[REQUIREMENT] Carry the material from the line with "Itemize the components" to the line with "go-out-icon[interactable]: ▶| [256, 120, 267, 133]", both included, into your answer, adding 150 to every bounding-box coordinate. Leave the picture out.

[TASK MATERIAL]
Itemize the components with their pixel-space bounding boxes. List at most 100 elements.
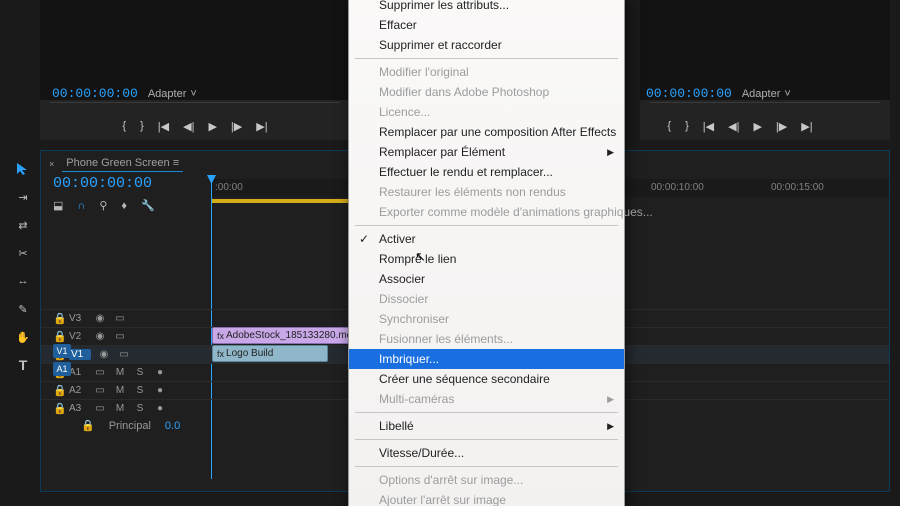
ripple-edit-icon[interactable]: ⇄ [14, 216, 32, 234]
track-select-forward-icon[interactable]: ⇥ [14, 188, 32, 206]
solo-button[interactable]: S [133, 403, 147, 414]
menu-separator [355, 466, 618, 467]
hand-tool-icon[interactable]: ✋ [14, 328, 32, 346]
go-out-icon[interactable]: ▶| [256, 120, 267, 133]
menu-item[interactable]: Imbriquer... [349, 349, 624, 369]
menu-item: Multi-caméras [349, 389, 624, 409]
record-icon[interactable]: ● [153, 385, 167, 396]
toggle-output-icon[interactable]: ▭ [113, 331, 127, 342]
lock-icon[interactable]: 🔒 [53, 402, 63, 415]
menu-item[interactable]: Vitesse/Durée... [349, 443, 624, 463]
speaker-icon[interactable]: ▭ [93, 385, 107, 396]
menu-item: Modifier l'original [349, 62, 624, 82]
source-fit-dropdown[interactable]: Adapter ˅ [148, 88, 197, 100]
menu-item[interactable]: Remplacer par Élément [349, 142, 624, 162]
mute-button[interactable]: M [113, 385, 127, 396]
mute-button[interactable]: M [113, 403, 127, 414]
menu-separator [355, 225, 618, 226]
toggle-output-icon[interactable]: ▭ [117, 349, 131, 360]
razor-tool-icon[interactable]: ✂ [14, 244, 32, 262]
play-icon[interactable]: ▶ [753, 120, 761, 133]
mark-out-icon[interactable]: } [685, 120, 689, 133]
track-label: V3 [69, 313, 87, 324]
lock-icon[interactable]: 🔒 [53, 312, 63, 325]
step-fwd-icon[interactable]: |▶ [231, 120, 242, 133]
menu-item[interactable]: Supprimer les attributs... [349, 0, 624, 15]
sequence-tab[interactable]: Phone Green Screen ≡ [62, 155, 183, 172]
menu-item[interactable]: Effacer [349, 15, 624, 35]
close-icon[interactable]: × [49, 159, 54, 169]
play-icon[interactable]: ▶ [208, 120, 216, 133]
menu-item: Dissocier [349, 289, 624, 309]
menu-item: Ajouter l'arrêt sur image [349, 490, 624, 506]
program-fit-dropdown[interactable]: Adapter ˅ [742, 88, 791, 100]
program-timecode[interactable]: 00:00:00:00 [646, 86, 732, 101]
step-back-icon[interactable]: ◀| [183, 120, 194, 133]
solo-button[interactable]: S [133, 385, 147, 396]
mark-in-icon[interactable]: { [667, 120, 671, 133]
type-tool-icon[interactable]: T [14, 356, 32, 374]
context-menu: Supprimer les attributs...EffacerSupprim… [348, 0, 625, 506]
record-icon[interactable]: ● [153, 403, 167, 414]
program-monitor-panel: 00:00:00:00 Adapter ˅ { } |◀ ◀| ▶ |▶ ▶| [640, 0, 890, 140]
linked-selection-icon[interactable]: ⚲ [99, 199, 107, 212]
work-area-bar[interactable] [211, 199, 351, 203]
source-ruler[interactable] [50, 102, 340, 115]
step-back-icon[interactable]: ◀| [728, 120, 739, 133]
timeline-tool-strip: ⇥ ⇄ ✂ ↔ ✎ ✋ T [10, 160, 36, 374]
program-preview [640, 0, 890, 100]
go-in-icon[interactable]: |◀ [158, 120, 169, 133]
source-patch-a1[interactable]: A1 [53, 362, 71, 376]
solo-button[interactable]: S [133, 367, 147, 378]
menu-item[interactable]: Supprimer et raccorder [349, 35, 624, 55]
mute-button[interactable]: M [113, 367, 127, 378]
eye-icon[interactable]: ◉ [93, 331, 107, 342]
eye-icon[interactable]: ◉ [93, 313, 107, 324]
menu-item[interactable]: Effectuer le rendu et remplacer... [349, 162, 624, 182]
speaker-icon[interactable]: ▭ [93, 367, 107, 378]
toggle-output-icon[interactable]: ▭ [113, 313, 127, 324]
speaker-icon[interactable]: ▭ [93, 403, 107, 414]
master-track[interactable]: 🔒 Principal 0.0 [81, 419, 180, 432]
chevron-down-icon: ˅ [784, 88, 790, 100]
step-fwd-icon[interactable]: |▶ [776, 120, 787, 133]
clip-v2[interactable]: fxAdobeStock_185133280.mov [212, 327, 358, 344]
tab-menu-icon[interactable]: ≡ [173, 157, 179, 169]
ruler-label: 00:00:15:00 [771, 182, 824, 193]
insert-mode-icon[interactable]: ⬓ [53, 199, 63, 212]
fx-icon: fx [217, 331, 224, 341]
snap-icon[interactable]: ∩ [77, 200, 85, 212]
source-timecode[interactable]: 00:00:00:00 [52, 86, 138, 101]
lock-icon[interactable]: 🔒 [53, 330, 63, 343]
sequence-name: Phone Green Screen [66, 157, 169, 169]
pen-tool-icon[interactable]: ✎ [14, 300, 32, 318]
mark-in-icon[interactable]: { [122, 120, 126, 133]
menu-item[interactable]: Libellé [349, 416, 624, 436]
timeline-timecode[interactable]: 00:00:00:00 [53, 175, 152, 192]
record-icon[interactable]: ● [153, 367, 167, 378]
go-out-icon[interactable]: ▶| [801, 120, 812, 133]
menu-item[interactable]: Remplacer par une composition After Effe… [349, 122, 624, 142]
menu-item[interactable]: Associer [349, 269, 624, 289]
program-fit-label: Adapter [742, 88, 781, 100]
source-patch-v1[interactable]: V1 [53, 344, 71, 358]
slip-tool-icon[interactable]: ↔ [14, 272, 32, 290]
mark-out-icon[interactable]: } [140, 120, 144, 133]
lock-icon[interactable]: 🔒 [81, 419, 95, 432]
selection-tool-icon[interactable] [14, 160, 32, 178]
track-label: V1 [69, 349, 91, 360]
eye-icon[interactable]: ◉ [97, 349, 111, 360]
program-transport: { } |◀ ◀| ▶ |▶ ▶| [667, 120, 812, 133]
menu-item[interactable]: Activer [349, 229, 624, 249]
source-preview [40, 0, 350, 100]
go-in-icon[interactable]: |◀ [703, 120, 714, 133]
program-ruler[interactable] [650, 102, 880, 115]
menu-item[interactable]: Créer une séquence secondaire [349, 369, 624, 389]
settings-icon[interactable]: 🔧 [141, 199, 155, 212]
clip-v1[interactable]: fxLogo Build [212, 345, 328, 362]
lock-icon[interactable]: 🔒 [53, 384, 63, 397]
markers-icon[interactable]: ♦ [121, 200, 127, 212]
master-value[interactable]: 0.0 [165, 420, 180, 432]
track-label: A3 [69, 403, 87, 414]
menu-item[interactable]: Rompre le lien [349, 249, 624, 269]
---
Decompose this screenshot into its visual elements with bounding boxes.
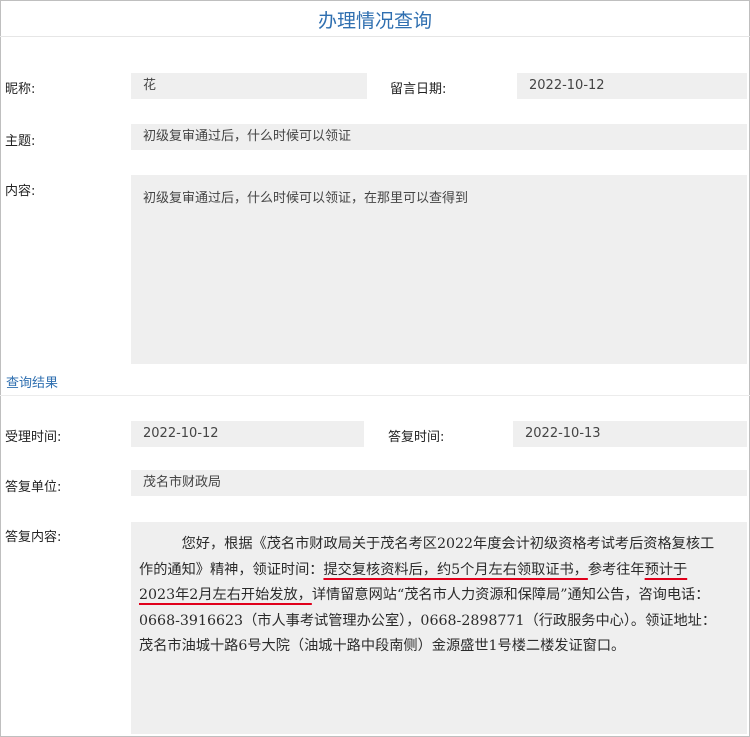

[OUTPUT BELOW]
Itemize the components with their pixel-space bounding boxes. List at most 100 elements.
ripple-edit-icon[interactable]: ⇄ [164, 366, 182, 384]
track-select-forward-icon[interactable]: ⇥ [164, 338, 182, 356]
solo-button[interactable]: S [283, 553, 297, 564]
menu-separator [505, 616, 768, 617]
hand-tool-icon[interactable]: ✋ [164, 478, 182, 496]
go-out-icon[interactable]: ▶| [406, 270, 417, 283]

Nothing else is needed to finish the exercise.